### Dataset entries:
────────
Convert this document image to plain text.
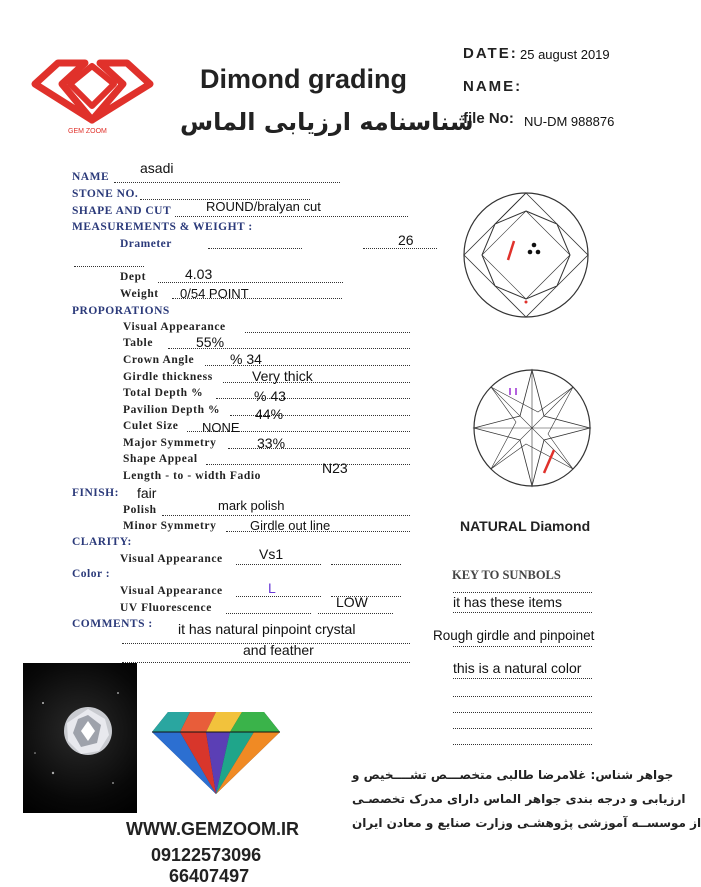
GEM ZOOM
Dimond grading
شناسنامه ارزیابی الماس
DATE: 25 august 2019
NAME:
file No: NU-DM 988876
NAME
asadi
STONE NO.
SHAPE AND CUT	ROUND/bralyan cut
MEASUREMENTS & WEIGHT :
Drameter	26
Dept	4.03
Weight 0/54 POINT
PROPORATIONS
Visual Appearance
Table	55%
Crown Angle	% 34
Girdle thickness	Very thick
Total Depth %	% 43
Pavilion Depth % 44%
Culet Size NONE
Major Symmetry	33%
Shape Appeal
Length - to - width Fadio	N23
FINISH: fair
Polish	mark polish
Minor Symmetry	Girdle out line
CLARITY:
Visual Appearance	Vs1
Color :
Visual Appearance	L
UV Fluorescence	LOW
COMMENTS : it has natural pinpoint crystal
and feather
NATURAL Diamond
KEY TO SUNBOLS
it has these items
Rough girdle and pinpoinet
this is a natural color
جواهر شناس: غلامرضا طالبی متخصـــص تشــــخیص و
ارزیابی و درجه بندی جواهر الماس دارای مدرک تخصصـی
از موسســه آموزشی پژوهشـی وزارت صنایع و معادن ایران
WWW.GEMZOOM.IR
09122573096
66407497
────────
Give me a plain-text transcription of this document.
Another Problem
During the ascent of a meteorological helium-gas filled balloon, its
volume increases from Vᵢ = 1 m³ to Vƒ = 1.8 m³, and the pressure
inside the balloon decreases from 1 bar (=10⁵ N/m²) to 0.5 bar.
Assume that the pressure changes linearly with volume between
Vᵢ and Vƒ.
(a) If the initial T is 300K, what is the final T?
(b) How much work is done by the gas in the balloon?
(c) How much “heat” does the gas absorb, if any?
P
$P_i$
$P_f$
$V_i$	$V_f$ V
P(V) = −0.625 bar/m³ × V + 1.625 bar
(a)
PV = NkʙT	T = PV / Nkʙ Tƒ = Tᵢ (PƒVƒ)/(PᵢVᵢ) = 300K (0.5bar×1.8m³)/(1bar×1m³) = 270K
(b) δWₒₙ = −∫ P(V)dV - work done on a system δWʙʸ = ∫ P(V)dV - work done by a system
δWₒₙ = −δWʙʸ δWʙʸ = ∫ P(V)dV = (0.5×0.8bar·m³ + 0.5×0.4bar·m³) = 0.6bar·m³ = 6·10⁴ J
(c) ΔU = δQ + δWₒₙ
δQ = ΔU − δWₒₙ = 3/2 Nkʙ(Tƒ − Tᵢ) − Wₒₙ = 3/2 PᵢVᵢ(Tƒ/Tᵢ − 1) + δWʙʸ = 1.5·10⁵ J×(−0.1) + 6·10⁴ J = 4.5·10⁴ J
────────
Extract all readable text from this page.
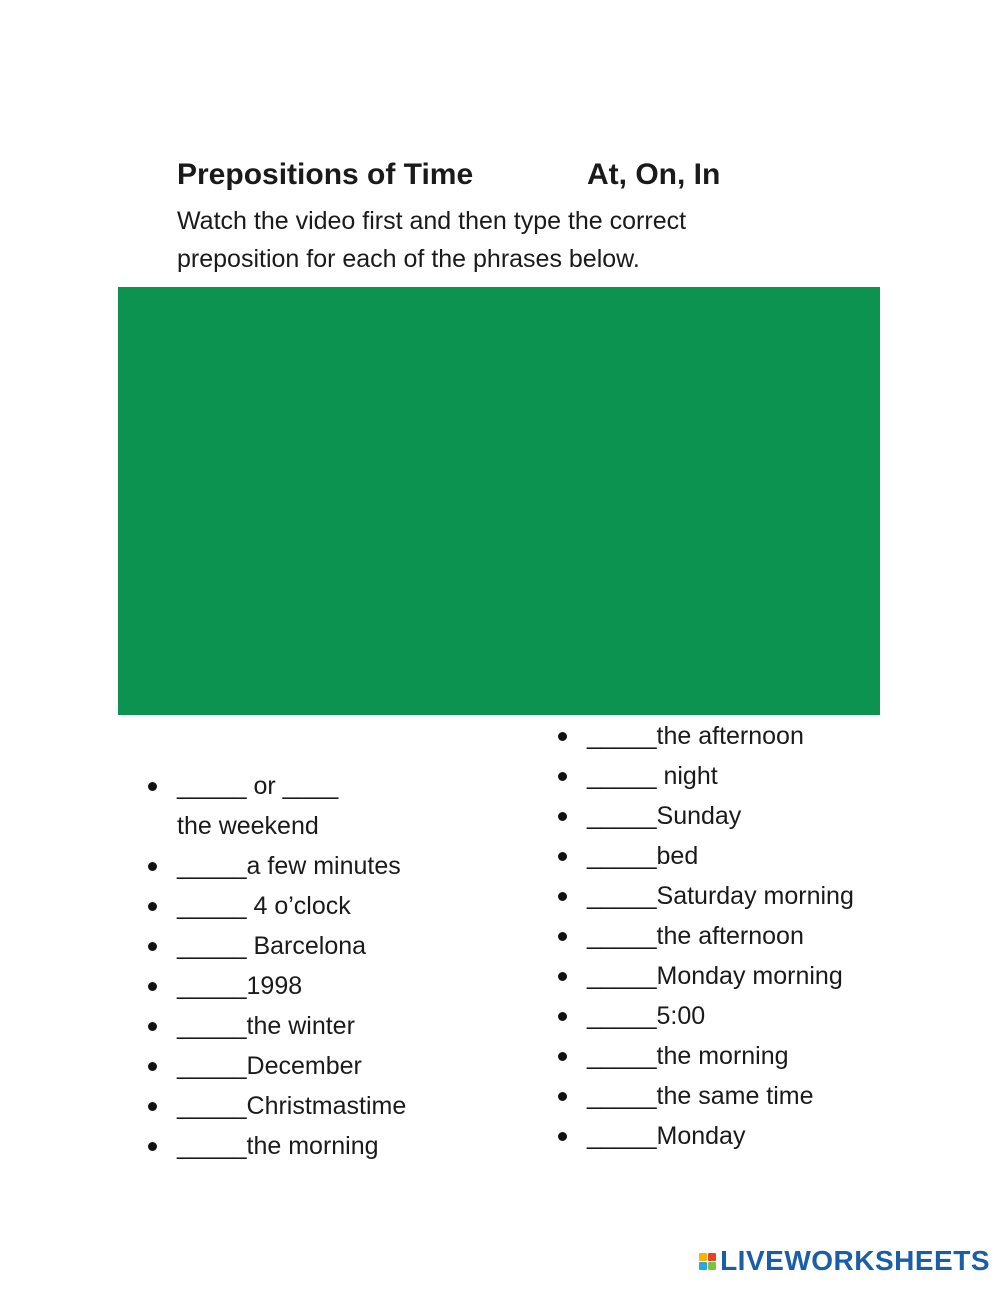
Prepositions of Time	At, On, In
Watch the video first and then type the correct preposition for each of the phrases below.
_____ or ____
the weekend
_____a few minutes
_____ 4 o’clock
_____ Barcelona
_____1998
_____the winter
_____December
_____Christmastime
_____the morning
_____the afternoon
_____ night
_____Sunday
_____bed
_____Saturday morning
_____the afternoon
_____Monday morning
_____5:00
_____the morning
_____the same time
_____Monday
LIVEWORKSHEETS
────────
### REQUEST:
Which lines hold the word "ارزیابی"? Copy each of them from the records.

### FINISHED TASK:
شناسنامه ارزیابی الماس
ارزیابی و درجه بندی جواهر الماس دارای مدرک تخصصـی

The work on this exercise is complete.